Extracted information:
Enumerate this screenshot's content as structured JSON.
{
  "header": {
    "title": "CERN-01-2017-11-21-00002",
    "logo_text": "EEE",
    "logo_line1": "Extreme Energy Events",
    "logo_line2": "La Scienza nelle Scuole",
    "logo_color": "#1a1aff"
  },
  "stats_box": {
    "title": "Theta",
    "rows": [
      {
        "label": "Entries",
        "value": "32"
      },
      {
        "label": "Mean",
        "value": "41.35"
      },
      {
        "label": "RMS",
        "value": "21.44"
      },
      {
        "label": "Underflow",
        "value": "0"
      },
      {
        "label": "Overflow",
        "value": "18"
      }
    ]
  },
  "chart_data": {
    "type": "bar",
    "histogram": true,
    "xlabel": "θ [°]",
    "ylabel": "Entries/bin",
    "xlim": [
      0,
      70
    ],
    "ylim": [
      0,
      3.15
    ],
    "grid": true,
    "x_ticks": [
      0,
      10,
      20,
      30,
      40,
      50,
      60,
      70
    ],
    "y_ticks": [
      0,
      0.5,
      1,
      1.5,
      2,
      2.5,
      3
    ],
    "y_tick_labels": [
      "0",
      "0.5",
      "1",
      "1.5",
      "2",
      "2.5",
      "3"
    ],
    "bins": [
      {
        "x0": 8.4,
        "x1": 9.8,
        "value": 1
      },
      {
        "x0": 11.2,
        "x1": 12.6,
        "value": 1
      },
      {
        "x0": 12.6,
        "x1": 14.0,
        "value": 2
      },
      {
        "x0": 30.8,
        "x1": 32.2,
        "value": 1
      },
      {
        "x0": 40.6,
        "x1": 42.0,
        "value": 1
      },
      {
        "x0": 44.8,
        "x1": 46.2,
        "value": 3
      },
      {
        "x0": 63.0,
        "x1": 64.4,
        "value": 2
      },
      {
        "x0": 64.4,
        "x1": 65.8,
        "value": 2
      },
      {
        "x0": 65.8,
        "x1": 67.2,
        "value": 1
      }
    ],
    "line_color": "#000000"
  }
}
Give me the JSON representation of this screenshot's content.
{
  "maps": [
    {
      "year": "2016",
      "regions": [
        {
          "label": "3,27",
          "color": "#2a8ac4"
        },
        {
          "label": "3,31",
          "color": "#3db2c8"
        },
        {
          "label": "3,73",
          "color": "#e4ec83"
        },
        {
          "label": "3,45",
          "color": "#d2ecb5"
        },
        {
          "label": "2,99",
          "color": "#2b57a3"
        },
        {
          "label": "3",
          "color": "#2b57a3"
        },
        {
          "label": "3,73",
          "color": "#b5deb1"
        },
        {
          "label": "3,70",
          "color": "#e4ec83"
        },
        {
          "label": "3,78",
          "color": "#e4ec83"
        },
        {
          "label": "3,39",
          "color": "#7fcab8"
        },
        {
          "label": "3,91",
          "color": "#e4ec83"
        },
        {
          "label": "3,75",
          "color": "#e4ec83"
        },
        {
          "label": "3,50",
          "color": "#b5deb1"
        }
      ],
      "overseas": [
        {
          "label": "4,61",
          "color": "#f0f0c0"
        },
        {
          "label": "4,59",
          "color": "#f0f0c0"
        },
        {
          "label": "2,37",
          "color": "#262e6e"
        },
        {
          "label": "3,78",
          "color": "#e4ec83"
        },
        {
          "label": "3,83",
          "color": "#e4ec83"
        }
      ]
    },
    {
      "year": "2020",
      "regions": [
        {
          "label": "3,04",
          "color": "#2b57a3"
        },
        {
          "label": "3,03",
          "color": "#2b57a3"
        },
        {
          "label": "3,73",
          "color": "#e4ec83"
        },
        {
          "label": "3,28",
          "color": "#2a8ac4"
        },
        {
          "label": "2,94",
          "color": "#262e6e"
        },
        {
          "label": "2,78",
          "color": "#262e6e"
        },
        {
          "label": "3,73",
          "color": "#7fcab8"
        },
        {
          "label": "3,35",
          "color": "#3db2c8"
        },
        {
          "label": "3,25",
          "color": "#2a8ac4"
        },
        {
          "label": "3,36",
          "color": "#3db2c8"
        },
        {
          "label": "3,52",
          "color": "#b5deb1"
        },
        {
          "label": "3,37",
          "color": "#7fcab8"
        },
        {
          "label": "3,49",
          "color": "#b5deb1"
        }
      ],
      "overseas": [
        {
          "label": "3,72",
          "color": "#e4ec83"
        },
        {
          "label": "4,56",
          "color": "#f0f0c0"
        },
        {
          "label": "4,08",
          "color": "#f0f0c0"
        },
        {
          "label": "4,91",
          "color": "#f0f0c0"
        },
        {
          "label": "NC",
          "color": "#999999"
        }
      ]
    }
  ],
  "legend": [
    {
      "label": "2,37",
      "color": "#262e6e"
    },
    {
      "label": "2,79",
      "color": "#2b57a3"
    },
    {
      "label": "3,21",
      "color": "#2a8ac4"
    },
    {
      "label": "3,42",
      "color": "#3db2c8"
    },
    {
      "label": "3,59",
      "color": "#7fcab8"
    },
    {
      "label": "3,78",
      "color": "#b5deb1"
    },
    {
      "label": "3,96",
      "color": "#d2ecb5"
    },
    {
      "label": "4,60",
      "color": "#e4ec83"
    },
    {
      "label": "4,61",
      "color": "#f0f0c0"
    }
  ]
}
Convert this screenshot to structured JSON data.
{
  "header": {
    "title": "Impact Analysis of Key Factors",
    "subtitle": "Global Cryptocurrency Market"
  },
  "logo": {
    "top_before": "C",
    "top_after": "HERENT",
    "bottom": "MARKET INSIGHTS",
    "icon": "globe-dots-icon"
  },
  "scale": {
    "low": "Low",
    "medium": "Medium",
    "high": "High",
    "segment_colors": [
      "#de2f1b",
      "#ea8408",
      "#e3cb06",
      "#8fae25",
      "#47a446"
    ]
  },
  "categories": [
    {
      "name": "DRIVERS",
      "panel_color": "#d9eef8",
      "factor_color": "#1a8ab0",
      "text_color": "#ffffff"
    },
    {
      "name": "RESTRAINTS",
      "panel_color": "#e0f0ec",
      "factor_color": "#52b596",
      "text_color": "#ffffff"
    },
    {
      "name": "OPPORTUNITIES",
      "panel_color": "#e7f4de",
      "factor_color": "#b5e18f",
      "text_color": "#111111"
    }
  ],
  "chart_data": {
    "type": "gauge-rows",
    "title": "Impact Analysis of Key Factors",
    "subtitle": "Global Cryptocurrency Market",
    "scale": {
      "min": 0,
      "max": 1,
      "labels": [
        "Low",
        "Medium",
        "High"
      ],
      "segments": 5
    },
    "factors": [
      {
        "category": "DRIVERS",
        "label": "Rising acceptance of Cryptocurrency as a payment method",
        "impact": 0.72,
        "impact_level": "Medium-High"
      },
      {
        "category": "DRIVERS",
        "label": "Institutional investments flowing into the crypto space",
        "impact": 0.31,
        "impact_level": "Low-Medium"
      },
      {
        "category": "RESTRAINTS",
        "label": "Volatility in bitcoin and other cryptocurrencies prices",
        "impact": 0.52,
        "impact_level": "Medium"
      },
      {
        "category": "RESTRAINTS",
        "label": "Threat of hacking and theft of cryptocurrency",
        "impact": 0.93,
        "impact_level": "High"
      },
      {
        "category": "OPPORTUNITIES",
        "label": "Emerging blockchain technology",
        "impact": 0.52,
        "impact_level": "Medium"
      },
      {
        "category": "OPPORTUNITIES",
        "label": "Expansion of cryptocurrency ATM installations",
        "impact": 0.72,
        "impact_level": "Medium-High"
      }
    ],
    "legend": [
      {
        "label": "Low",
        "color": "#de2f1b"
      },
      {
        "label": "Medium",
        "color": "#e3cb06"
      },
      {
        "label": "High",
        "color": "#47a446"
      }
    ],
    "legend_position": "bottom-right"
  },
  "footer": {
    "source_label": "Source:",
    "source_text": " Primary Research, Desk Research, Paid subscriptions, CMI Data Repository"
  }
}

Problem statement: Copy each line of the records containing the string "JSON".

Result of this task:
Enumerate this screenshot's content as structured JSON.
Give me the JSON representation of this screenshot's content.
Convert this screenshot to structured JSON data.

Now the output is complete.